(Dataset entries)
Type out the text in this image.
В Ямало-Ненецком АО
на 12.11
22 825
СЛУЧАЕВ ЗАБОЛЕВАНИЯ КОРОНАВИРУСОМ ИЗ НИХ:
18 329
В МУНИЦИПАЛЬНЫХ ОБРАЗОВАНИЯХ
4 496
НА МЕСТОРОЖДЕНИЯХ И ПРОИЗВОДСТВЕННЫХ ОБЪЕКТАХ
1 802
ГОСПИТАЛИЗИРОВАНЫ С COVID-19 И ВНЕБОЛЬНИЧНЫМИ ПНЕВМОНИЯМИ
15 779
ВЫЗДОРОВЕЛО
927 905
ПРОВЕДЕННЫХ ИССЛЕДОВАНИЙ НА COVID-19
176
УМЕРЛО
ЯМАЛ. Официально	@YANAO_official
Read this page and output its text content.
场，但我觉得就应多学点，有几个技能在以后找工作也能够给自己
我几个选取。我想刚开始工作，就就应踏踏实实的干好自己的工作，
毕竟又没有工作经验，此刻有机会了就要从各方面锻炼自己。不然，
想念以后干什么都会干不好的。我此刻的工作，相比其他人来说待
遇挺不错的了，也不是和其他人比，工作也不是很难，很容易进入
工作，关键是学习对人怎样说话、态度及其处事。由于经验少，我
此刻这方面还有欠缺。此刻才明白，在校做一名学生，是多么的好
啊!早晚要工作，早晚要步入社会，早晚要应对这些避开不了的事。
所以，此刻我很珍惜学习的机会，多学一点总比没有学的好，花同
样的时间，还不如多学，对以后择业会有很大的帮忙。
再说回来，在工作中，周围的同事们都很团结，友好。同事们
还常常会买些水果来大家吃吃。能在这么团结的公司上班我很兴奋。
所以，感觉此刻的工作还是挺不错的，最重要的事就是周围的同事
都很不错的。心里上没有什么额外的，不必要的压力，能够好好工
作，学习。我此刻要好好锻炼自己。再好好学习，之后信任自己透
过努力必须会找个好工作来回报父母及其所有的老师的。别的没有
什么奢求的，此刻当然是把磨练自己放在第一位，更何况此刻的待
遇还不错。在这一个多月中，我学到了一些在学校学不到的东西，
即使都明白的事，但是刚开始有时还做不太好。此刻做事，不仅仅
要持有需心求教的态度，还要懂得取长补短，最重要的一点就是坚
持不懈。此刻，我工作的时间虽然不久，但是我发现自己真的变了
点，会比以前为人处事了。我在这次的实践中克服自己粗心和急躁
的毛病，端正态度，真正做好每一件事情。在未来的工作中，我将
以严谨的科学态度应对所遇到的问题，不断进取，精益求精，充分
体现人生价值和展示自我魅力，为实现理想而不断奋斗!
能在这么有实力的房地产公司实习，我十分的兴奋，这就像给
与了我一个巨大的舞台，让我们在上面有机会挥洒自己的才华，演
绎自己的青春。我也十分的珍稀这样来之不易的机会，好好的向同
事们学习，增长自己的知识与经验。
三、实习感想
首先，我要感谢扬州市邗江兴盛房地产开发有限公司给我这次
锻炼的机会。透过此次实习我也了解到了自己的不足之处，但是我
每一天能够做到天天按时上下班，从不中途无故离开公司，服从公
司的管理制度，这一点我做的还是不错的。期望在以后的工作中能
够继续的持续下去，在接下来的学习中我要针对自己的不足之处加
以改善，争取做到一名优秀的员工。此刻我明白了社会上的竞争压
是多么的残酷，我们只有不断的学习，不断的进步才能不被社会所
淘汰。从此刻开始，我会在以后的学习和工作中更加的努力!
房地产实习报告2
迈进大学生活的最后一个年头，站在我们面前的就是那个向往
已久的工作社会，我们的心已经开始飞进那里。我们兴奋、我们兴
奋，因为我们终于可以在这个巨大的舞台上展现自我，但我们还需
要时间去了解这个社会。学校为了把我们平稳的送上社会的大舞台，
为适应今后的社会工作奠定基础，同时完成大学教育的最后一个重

▶ GIVEN INSTRUCTION
Extract from the data every line where "COVID" shows up.

▶ FINISHED TASK
ГОСПИТАЛИЗИРОВАНЫ С COVID-19 И ВНЕБОЛЬНИЧНЫМИ ПНЕВМОНИЯМИ
ПРОВЕДЕННЫХ ИССЛЕДОВАНИЙ НА COVID-19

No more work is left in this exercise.